Provided material -
_ _ _

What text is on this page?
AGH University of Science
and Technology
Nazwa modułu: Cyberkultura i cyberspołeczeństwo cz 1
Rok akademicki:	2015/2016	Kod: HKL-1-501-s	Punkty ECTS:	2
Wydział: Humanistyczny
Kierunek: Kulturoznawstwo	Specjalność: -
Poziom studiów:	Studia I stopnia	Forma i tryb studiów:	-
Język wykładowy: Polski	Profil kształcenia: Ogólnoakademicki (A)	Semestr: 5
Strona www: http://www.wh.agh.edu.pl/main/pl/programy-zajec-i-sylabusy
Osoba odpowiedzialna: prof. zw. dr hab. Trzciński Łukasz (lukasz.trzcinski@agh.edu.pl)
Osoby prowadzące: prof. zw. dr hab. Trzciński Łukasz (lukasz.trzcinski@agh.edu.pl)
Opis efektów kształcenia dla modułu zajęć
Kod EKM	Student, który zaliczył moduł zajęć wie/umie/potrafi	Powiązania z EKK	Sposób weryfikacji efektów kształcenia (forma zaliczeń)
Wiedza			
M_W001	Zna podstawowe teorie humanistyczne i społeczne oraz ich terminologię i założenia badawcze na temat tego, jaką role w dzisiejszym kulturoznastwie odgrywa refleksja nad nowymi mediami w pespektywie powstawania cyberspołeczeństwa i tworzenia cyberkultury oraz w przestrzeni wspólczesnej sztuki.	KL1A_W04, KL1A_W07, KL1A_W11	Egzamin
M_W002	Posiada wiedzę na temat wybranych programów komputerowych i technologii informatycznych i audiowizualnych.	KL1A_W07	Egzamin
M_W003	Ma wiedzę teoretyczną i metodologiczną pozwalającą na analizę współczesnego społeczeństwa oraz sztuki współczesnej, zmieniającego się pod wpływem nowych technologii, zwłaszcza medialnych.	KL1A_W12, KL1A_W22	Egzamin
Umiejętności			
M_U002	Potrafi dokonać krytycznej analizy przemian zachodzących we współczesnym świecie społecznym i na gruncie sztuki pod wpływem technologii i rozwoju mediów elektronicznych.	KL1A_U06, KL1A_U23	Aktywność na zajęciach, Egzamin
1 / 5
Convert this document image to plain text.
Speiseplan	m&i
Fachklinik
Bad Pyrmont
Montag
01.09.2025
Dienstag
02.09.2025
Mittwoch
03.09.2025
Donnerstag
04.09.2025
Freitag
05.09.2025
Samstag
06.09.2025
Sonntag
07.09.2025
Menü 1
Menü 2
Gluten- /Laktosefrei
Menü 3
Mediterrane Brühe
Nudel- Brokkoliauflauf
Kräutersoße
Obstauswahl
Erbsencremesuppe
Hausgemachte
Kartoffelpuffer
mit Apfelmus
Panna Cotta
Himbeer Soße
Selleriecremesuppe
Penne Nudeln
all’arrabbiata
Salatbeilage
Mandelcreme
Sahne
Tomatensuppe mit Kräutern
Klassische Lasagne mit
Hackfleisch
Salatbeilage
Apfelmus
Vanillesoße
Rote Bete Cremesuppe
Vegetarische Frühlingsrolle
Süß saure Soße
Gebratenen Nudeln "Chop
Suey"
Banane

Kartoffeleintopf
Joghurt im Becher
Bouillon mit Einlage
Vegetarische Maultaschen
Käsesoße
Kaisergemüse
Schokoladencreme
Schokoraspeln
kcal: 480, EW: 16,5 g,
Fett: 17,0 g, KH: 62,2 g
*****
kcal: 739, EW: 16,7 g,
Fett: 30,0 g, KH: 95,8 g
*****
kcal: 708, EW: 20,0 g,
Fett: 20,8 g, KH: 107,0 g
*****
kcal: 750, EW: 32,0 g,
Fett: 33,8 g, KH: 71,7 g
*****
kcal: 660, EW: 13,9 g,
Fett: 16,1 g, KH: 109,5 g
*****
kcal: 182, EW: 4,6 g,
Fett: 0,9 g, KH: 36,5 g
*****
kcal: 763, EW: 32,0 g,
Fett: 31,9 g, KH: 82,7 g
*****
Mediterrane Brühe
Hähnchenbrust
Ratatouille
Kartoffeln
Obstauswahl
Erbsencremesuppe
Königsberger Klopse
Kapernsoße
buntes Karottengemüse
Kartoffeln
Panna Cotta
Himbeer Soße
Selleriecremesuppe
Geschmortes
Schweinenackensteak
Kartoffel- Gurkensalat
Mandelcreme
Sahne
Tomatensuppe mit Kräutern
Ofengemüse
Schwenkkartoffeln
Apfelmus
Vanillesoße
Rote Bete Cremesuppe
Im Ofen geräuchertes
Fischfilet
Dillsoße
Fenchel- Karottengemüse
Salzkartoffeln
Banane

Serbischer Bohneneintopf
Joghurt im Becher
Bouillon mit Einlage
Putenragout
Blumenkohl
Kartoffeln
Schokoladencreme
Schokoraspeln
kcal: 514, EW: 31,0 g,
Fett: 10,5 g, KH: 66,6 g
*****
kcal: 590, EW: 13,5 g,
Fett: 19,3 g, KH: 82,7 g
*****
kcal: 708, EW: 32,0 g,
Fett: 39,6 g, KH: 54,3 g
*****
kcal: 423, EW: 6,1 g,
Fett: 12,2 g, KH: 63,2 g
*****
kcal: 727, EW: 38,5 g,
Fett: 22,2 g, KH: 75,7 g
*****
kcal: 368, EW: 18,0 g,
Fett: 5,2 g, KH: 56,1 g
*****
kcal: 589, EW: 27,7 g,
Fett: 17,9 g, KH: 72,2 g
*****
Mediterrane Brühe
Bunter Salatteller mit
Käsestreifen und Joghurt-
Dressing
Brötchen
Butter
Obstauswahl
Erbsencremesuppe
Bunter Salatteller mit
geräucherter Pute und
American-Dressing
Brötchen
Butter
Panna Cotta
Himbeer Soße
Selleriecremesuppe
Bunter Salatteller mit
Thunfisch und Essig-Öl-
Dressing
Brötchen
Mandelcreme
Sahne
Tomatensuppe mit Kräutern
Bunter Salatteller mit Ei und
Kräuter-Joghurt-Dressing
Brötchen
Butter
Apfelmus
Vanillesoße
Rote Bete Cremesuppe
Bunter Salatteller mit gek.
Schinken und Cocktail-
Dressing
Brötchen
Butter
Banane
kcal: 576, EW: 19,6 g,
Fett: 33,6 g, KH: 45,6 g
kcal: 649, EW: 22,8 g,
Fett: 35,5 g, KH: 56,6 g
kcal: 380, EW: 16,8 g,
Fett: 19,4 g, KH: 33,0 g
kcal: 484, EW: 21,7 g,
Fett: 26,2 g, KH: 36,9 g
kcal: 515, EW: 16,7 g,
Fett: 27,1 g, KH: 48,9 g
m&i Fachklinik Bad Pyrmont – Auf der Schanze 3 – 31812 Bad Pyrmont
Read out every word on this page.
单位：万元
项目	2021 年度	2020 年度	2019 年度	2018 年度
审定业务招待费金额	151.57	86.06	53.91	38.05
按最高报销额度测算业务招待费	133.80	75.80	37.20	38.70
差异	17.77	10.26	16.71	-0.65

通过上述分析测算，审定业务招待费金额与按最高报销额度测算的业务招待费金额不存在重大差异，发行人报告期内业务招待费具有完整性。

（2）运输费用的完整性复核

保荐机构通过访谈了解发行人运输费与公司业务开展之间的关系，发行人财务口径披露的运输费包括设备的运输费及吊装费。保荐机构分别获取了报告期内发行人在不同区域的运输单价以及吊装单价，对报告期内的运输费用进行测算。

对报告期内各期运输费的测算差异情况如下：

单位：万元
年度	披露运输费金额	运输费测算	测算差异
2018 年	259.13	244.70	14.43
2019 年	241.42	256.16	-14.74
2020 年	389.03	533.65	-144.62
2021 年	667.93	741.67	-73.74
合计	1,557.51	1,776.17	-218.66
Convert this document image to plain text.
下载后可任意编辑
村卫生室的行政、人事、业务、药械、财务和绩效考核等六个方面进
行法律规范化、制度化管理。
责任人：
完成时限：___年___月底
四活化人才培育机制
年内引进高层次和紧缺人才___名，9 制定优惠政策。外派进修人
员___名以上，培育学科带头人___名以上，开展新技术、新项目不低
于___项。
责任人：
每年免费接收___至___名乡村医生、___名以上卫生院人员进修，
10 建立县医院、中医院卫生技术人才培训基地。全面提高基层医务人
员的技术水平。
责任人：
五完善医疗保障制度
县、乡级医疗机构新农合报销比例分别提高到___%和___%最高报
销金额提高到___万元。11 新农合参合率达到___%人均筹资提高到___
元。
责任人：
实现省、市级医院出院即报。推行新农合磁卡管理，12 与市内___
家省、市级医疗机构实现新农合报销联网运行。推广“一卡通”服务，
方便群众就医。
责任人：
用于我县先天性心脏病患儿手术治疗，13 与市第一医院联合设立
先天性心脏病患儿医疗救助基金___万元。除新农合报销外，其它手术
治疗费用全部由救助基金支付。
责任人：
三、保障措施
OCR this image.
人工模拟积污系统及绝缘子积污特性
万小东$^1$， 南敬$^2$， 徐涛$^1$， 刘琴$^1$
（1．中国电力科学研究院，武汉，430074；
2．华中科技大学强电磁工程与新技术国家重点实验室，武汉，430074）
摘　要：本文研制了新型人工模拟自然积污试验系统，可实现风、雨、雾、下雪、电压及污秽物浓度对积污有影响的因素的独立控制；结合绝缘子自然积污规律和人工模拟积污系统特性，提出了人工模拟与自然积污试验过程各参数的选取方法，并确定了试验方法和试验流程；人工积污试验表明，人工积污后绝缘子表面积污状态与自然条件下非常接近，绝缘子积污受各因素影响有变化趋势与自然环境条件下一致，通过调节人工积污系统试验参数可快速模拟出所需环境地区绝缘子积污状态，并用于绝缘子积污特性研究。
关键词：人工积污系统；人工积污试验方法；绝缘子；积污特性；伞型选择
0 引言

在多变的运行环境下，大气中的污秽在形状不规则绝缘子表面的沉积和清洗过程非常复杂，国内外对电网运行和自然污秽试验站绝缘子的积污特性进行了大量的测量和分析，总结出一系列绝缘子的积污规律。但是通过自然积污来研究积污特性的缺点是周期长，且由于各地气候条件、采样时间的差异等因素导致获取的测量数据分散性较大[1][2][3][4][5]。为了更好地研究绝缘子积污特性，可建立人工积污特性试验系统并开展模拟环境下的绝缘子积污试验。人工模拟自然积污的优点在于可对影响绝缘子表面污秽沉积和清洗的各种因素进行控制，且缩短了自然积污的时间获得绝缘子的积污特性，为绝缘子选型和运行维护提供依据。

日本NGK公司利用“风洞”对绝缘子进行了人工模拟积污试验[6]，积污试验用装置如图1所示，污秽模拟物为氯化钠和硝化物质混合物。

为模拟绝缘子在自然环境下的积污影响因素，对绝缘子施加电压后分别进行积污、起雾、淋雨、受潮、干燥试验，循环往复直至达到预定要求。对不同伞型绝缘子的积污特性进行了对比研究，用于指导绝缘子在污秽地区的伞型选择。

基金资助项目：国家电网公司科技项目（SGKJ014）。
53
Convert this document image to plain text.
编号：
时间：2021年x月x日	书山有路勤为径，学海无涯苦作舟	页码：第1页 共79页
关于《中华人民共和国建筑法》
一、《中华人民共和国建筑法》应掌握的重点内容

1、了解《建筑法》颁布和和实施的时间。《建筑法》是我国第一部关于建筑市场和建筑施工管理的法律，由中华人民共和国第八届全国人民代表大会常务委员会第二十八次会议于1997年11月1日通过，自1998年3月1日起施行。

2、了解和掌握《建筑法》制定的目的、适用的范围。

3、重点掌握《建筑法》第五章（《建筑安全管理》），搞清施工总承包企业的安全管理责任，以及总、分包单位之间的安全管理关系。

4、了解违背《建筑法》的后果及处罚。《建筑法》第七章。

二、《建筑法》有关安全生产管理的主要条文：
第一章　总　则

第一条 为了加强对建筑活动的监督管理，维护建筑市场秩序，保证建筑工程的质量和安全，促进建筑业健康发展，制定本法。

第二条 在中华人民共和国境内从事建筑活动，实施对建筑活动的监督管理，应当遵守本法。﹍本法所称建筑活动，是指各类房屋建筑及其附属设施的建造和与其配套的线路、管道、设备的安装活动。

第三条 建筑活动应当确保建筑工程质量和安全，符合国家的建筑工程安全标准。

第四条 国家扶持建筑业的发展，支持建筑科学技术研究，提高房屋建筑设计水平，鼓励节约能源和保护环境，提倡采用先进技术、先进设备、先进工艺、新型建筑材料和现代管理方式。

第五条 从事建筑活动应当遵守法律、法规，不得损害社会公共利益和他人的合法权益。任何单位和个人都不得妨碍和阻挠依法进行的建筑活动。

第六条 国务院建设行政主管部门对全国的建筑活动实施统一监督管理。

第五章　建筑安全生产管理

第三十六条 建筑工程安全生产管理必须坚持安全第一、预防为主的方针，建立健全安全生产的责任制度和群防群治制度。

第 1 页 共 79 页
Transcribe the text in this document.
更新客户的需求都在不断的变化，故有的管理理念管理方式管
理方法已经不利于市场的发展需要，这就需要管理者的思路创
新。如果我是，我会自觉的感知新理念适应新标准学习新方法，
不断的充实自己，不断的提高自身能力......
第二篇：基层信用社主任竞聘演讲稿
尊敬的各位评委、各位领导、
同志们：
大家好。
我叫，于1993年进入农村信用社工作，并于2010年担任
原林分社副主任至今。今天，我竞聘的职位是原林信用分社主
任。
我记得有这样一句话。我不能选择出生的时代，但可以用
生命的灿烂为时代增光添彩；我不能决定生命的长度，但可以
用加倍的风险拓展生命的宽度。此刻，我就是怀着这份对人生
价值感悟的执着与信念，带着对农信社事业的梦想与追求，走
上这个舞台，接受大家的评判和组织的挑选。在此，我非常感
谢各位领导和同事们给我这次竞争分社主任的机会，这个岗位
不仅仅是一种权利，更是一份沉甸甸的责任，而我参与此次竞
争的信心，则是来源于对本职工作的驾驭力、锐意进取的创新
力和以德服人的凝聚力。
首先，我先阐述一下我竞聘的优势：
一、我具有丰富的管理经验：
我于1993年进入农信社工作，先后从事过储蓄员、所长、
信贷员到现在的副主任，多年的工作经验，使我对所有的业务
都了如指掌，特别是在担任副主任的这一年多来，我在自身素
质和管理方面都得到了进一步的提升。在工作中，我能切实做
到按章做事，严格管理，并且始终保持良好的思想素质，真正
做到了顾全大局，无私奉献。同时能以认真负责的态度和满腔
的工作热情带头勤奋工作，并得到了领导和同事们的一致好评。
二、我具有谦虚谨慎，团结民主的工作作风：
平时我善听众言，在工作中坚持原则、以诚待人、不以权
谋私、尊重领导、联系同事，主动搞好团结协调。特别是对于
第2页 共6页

_ _ _

What you should do -
From the entries, report each line that includes the word "kształcenia".

Correct answer -
Język wykładowy: Polski	Profil kształcenia: Ogólnoakademicki (A)	Semestr: 5
Opis efektów kształcenia dla modułu zajęć
Kod EKM	Student, który zaliczył moduł zajęć wie/umie/potrafi	Powiązania z EKK	Sposób weryfikacji efektów kształcenia (forma zaliczeń)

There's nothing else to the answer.